◆ **Task statement**:
Locate each line holding the string "immatricolazione" and copy it.

# START OF Given information

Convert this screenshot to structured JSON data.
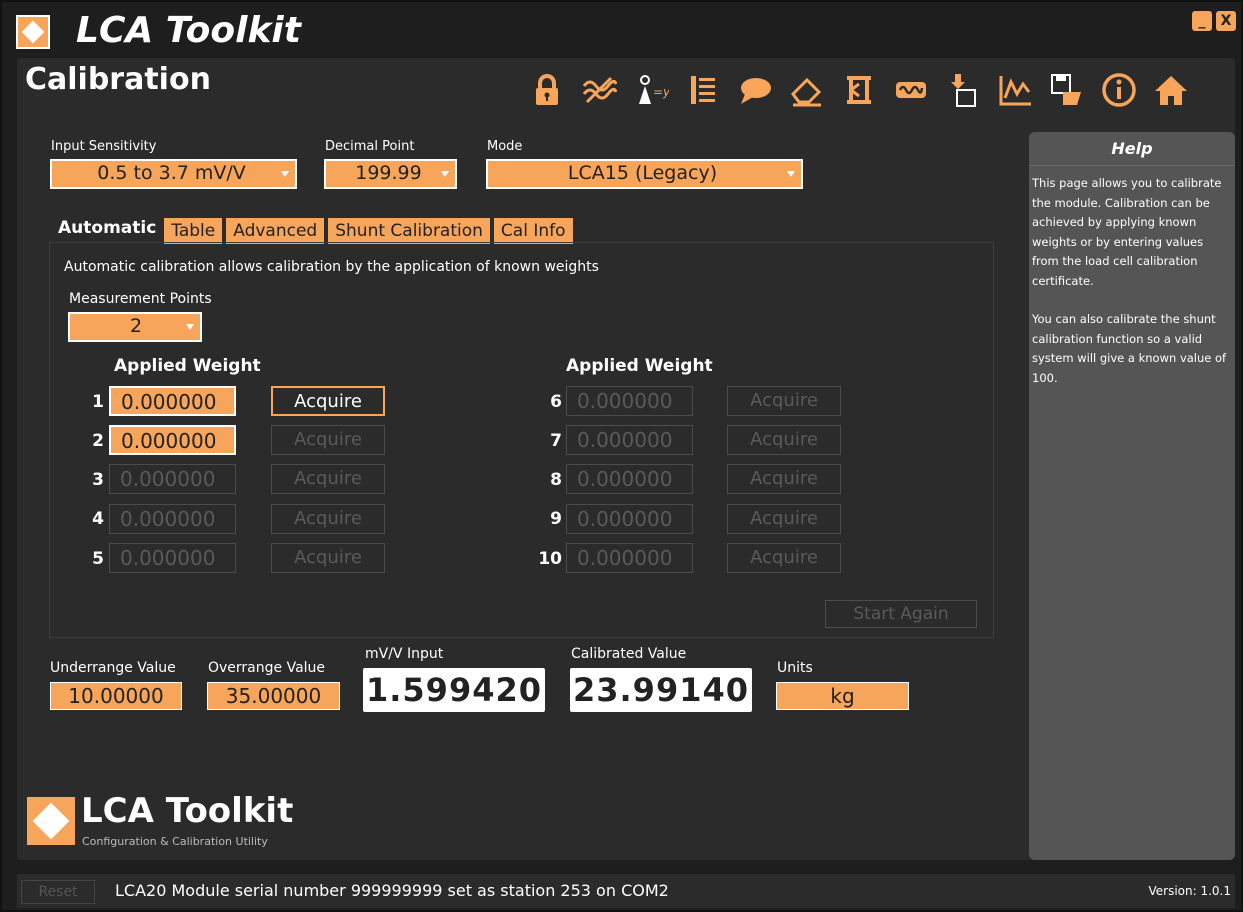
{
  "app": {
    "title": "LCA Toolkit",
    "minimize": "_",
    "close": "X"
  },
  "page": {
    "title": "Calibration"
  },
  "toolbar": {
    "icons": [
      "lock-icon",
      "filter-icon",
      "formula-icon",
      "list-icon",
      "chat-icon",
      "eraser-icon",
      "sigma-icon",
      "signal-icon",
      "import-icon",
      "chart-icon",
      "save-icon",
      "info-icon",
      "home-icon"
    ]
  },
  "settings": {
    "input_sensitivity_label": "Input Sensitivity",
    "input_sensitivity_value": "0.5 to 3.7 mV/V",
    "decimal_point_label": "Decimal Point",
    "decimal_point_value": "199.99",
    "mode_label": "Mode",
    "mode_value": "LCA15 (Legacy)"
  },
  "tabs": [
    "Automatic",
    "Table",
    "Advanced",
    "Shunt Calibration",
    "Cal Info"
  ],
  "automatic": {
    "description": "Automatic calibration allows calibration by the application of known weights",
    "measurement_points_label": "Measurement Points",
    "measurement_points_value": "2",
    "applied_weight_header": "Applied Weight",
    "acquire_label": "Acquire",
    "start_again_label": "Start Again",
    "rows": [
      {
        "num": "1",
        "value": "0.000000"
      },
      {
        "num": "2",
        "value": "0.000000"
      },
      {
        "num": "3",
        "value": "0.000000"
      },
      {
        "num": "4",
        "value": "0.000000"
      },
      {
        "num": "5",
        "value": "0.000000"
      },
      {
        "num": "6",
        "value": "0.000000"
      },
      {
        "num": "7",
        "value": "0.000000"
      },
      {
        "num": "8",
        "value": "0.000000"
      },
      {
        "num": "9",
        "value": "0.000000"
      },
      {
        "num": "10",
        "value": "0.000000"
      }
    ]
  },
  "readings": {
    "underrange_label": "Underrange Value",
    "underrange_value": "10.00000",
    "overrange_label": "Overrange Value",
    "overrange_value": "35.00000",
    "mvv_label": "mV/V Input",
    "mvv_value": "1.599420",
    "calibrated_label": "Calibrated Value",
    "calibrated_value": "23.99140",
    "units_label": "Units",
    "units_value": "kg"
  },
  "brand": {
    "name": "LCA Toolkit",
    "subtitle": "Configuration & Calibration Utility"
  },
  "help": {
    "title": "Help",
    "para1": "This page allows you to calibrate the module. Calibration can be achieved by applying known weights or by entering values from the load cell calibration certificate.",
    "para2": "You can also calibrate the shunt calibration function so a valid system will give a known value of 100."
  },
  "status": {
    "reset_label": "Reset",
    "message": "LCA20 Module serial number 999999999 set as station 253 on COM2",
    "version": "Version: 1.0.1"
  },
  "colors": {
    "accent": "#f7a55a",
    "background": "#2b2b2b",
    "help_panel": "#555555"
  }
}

# END OF Given information
# START OF Given information

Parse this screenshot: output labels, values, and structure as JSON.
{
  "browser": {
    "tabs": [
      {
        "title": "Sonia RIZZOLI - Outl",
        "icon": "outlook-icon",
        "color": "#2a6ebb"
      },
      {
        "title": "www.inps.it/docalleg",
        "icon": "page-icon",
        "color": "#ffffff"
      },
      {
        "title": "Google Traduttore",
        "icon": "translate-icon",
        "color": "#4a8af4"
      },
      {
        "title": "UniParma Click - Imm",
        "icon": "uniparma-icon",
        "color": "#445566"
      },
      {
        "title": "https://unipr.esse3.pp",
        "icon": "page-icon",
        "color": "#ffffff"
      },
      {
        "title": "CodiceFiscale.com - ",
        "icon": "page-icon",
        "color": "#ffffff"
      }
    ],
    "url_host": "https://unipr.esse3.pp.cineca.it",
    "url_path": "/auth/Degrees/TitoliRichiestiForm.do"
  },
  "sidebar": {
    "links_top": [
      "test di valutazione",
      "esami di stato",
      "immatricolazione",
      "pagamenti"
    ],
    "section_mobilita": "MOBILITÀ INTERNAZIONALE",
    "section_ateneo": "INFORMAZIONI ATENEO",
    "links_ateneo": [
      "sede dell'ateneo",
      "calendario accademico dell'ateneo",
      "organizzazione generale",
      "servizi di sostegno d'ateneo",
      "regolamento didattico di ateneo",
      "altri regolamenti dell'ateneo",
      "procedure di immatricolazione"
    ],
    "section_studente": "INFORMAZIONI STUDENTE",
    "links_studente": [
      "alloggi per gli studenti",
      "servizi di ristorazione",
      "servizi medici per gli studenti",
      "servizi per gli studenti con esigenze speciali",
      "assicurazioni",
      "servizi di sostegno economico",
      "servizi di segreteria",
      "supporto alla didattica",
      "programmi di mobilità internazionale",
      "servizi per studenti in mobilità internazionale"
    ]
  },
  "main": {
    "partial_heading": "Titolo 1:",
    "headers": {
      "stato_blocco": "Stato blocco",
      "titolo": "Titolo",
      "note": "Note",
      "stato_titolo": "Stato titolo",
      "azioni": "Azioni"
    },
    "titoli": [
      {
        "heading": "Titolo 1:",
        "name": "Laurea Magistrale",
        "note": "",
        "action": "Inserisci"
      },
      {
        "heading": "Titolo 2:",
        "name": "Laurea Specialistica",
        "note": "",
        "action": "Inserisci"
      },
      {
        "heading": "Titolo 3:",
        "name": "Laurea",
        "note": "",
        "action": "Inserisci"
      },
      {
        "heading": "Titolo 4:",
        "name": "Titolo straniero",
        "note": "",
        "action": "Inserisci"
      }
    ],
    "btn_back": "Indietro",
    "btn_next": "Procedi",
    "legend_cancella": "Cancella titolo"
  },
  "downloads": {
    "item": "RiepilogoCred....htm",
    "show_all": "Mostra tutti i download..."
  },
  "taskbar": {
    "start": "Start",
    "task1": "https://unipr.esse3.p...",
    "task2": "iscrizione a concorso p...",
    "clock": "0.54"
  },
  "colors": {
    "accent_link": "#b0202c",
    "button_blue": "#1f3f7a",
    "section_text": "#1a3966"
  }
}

# END OF Given information
# START OF Given information

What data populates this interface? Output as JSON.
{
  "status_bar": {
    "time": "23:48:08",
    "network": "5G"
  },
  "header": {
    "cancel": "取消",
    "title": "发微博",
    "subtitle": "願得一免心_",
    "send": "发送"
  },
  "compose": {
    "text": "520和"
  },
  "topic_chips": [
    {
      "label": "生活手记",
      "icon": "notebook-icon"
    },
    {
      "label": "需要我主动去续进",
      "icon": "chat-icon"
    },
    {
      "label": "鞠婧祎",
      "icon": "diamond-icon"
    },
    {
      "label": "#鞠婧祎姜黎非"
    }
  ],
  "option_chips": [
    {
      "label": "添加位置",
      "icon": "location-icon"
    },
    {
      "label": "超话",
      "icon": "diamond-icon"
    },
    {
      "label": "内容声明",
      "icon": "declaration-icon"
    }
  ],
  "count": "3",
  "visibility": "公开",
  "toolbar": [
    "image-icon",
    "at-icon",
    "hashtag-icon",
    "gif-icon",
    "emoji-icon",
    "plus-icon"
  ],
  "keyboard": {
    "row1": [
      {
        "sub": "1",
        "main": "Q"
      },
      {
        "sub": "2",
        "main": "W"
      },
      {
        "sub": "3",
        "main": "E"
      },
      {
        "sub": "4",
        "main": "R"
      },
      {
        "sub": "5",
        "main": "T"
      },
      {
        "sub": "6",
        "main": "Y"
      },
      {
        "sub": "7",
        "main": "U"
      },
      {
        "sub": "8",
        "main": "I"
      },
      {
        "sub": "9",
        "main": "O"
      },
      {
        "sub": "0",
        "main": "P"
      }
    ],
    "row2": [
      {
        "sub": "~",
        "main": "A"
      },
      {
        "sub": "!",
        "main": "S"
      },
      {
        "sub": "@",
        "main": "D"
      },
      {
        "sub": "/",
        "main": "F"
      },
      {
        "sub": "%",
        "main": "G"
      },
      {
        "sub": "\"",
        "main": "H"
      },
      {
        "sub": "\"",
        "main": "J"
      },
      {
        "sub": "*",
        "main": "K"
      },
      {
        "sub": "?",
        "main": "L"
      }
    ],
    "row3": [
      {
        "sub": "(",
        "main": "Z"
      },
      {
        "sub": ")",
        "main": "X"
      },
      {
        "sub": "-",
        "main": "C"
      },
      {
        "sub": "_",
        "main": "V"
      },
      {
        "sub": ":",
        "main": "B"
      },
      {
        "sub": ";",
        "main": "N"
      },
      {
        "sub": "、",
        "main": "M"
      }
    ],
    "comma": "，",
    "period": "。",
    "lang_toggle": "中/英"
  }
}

# END OF Given information

◆ **Task answer**:
      "immatricolazione",
      "procedure di immatricolazione"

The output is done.